— start Records for processing —

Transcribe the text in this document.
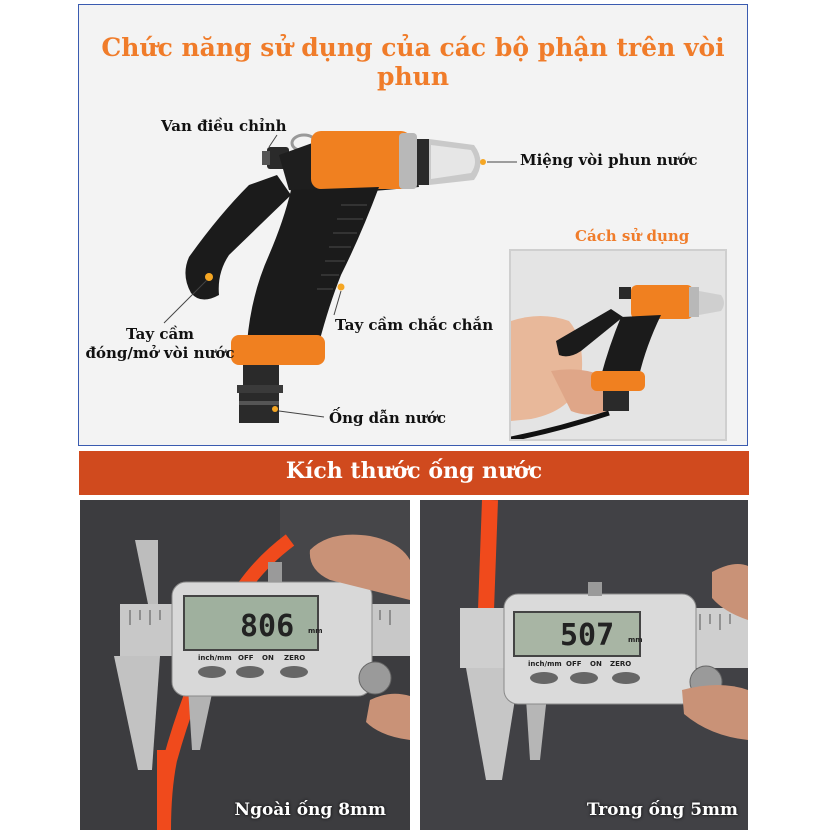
Chức năng sử dụng của các bộ phận trên vòi phun
Van điều chỉnh
Miệng vòi phun nước
Tay cầm
đóng/mở vòi nước
Tay cầm chắc chắn
Ống dẫn nước
Cách sử dụng
Kích thước ống nước
806 mm
inch/mm OFF ON ZERO
Ngoài ống 8mm
507 mm
inch/mm OFF ON ZERO
Trong ống 5mm
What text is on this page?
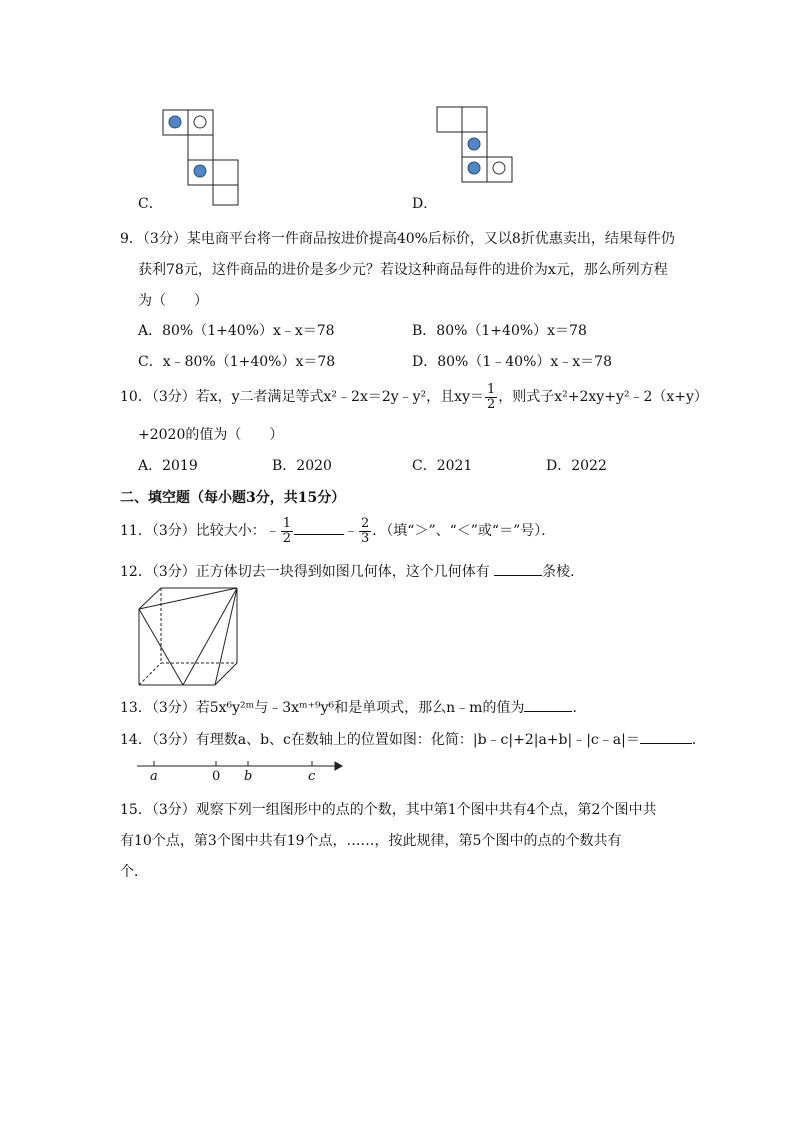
C．	D．
9．（3分）某电商平台将一件商品按进价提高40%后标价，又以8折优惠卖出，结果每件仍
获利78元，这件商品的进价是多少元？若设这种商品每件的进价为x元，那么所列方程
为（　　）
A．80%（1+40%）x﹣x＝78	B．80%（1+40%）x＝78
C．x﹣80%（1+40%）x＝78	D．80%（1﹣40%）x﹣x＝78
10．（3分）若x，y二者满足等式x²﹣2x＝2y﹣y²，且$xy= \frac{1}{2}$ ，则式子x²+2xy+y²﹣2（x+y）
+2020的值为（　　）
A．2019	B．2020	C．2021	D．2022
二、填空题（每小题3分，共15分）
11．（3分）比较大小：﹣ $\frac{1}{2}$	﹣ $\frac{2}{3}$ ．（填“＞”、“＜”或“＝”号）．
12．（3分）正方体切去一块得到如图几何体，这个几何体有	条棱．
13．（3分）若5x⁶y²ᵐ与﹣3xᵐ⁺⁹y⁶和是单项式，那么n﹣m的值为	．
14．（3分）有理数a、b、c在数轴上的位置如图：化简：|b﹣c|+2|a+b|﹣|c﹣a|＝	．
a	0 b	c
15．（3分）观察下列一组图形中的点的个数，其中第1个图中共有4个点，第2个图中共
有10个点，第3个图中共有19个点，……，按此规律，第5个图中的点的个数共有
个．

— end Records for processing —

Directions> Only lines with the word "this" should be collected from the material.

Result>
Transcribe the text in this document.
What text is on this page?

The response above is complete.